Go through the listing and pick out each line with the word "maks" in it.

Stored data
>> START
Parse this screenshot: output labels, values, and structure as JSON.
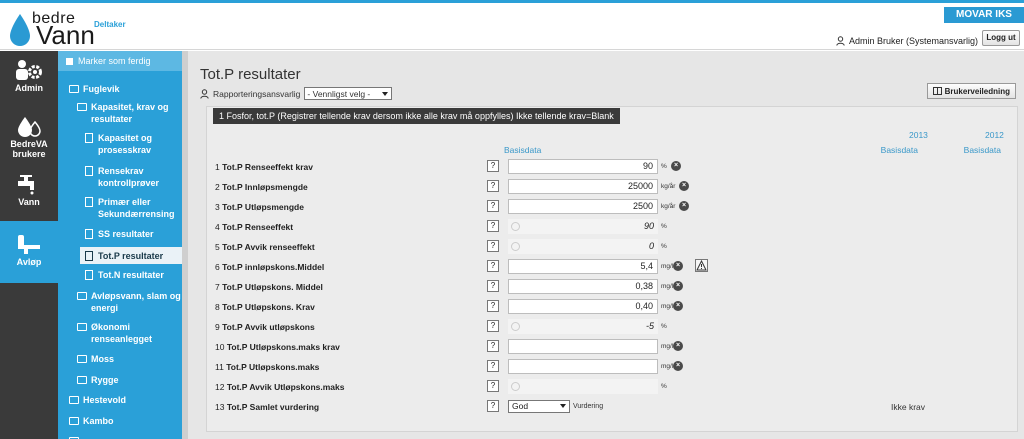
{
  "header": {
    "logo_word1": "bedre",
    "logo_word2": "Vann",
    "role": "Deltaker",
    "org": "MOVAR IKS",
    "user": "Admin Bruker (Systemansvarlig)",
    "logout": "Logg ut"
  },
  "rail": [
    {
      "label": "Admin",
      "icon": "admin-gear-icon"
    },
    {
      "label": "BedreVA brukere",
      "icon": "users-drop-icon"
    },
    {
      "label": "Vann",
      "icon": "water-tap-icon"
    },
    {
      "label": "Avløp",
      "icon": "sink-drain-icon"
    }
  ],
  "tree": {
    "mark_done": "Marker som ferdig",
    "items": [
      {
        "label": "Fuglevik",
        "kind": "folder"
      },
      {
        "label": "Kapasitet, krav og resultater",
        "kind": "folder"
      },
      {
        "label": "Kapasitet og prosesskrav",
        "kind": "doc"
      },
      {
        "label": "Rensekrav kontrollprøver",
        "kind": "doc"
      },
      {
        "label": "Primær eller Sekundærrensing",
        "kind": "doc"
      },
      {
        "label": "SS resultater",
        "kind": "doc"
      },
      {
        "label": "Tot.P resultater",
        "kind": "doc"
      },
      {
        "label": "Tot.N resultater",
        "kind": "doc"
      },
      {
        "label": "Avløpsvann, slam og energi",
        "kind": "folder"
      },
      {
        "label": "Økonomi renseanlegget",
        "kind": "folder"
      },
      {
        "label": "Moss",
        "kind": "folder"
      },
      {
        "label": "Rygge",
        "kind": "folder"
      },
      {
        "label": "Hestevold",
        "kind": "folder"
      },
      {
        "label": "Kambo",
        "kind": "folder"
      }
    ]
  },
  "page": {
    "title": "Tot.P resultater",
    "resp_label": "Rapporteringsansvarlig",
    "resp_value": "- Vennligst velg -",
    "guide": "Brukerveiledning",
    "section": "1  Fosfor, tot.P (Registrer tellende krav dersom ikke alle krav må oppfylles) Ikke tellende krav=Blank",
    "col_basis": "Basisdata",
    "col_2013_year": "2013",
    "col_2013_label": "Basisdata",
    "col_2012_year": "2012",
    "col_2012_label": "Basisdata"
  },
  "rows": [
    {
      "num": "1",
      "label": "Tot.P Renseeffekt krav",
      "value": "90",
      "unit": "%"
    },
    {
      "num": "2",
      "label": "Tot.P Innløpsmengde",
      "value": "25000",
      "unit": "kg/år"
    },
    {
      "num": "3",
      "label": "Tot.P Utløpsmengde",
      "value": "2500",
      "unit": "kg/år"
    },
    {
      "num": "4",
      "label": "Tot.P Renseeffekt",
      "value": "90",
      "unit": "%"
    },
    {
      "num": "5",
      "label": "Tot.P Avvik renseeffekt",
      "value": "0",
      "unit": "%"
    },
    {
      "num": "6",
      "label": "Tot.P innløpskons.Middel",
      "value": "5,4",
      "unit": "mg/l"
    },
    {
      "num": "7",
      "label": "Tot.P Utløpskons. Middel",
      "value": "0,38",
      "unit": "mg/l"
    },
    {
      "num": "8",
      "label": "Tot.P Utløpskons. Krav",
      "value": "0,40",
      "unit": "mg/l"
    },
    {
      "num": "9",
      "label": "Tot.P Avvik utløpskons",
      "value": "-5",
      "unit": "%"
    },
    {
      "num": "10",
      "label": "Tot.P Utløpskons.maks krav",
      "value": "",
      "unit": "mg/l"
    },
    {
      "num": "11",
      "label": "Tot.P Utløpskons.maks",
      "value": "",
      "unit": "mg/l"
    },
    {
      "num": "12",
      "label": "Tot.P Avvik Utløpskons.maks",
      "value": "",
      "unit": "%"
    },
    {
      "num": "13",
      "label": "Tot.P Samlet vurdering",
      "value": "God",
      "unit": "Vurdering",
      "extra": "Ikke krav"
    }
  ],
  "colors": {
    "accent": "#2aa0d8",
    "rail": "#3a3a3a",
    "content_bg": "#e6e6e6"
  }
}
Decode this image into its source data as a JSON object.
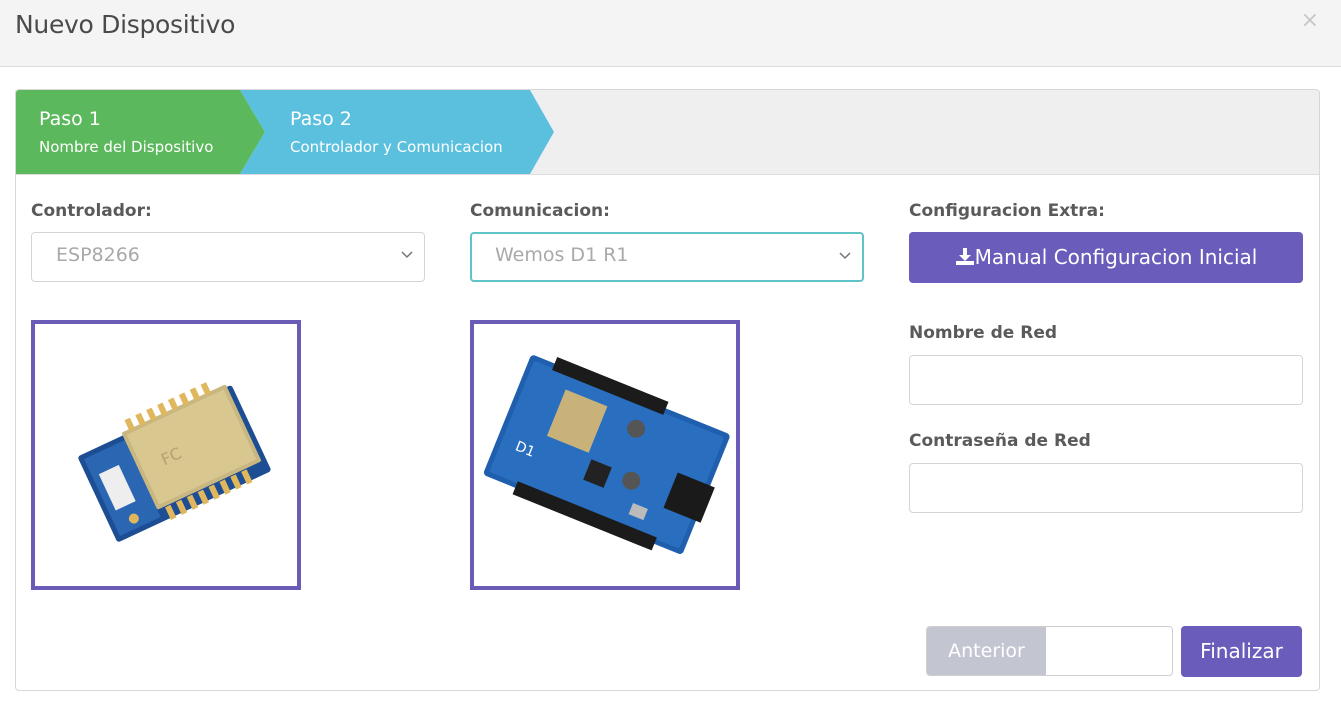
{
  "modal": {
    "title": "Nuevo Dispositivo",
    "close_symbol": "×"
  },
  "steps": [
    {
      "number": "Paso 1",
      "description": "Nombre del Dispositivo",
      "color": "#5cb85c"
    },
    {
      "number": "Paso 2",
      "description": "Controlador y Comunicacion",
      "color": "#5bc0de"
    }
  ],
  "controller": {
    "label": "Controlador:",
    "selected": "ESP8266",
    "icon": "chevron-down-icon"
  },
  "communication": {
    "label": "Comunicacion:",
    "selected": "Wemos D1 R1",
    "icon": "chevron-down-icon"
  },
  "extra": {
    "label": "Configuracion Extra:",
    "manual_button": "Manual Configuracion Inicial",
    "manual_icon": "download-icon"
  },
  "network": {
    "name_label": "Nombre de Red",
    "name_value": "",
    "password_label": "Contraseña de Red",
    "password_value": ""
  },
  "footer": {
    "prev_label": "Anterior",
    "finish_label": "Finalizar"
  },
  "colors": {
    "accent": "#6a5cba",
    "step1": "#5cb85c",
    "step2": "#5bc0de",
    "focus": "#5fc3c7"
  }
}
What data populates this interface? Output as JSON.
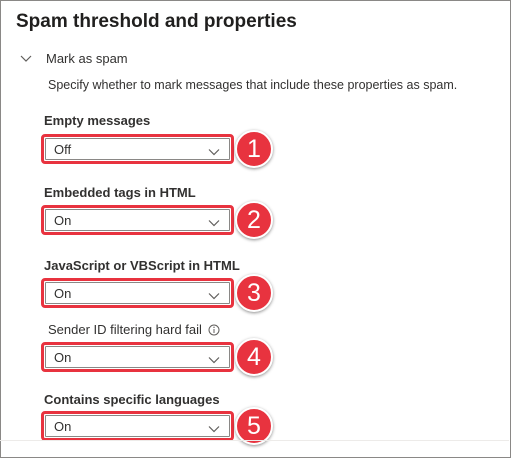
{
  "panel": {
    "title": "Spam threshold and properties"
  },
  "section": {
    "label": "Mark as spam",
    "description": "Specify whether to mark messages that include these properties as spam."
  },
  "fields": [
    {
      "label": "Empty messages",
      "value": "Off",
      "badge": "1"
    },
    {
      "label": "Embedded tags in HTML",
      "value": "On",
      "badge": "2"
    },
    {
      "label": "JavaScript or VBScript in HTML",
      "value": "On",
      "badge": "3"
    },
    {
      "label": "Sender ID filtering hard fail",
      "value": "On",
      "badge": "4"
    },
    {
      "label": "Contains specific languages",
      "value": "On",
      "badge": "5"
    }
  ],
  "colors": {
    "highlight": "#e8333f",
    "text": "#323130",
    "border": "#8a8886"
  },
  "icons": {
    "section_toggle": "chevron-down-icon",
    "dropdown_caret": "chevron-down-icon",
    "info": "info-icon"
  }
}
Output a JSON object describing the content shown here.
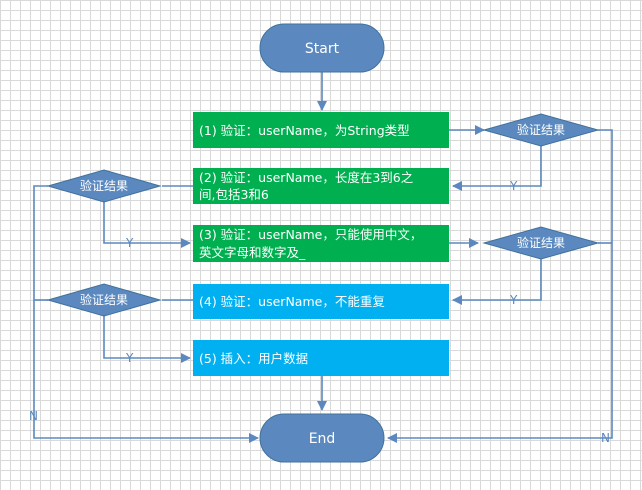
{
  "diagram": {
    "start": "Start",
    "end": "End",
    "decision_label": "验证结果",
    "steps": [
      {
        "text_lines": [
          "(1) 验证：userName，为String类型"
        ]
      },
      {
        "text_lines": [
          "(2) 验证：userName，长度在3到6之",
          "间,包括3和6"
        ]
      },
      {
        "text_lines": [
          "(3) 验证：userName，只能使用中文，",
          "英文字母和数字及_"
        ]
      },
      {
        "text_lines": [
          "(4) 验证：userName，不能重复"
        ]
      },
      {
        "text_lines": [
          "(5) 插入：用户数据"
        ]
      }
    ],
    "edge_labels": {
      "yes": "Y",
      "no": "N"
    },
    "colors": {
      "terminator": "#5b89bf",
      "decision": "#5b89bf",
      "step_green": "#00b050",
      "step_blue": "#00b0f0",
      "connector": "#5b89bf",
      "text_light": "#ffffff"
    }
  }
}
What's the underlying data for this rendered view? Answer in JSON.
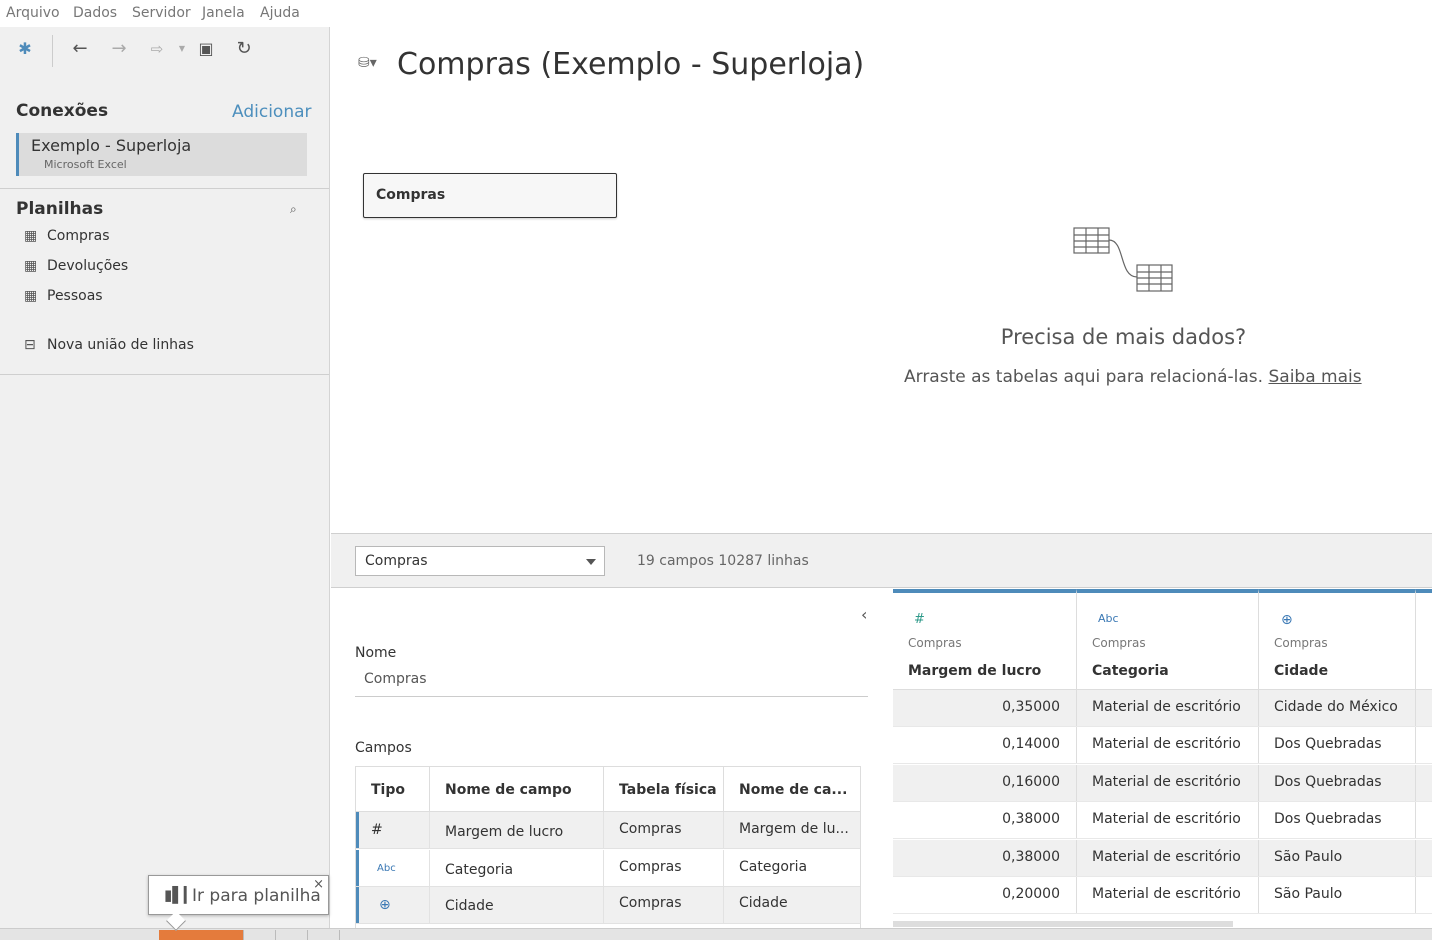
>> END
_SOLUTION:_
      "label": "Tot.P Utløpskons.maks krav",
      "label": "Tot.P Utløpskons.maks",
      "label": "Tot.P Avvik Utløpskons.maks",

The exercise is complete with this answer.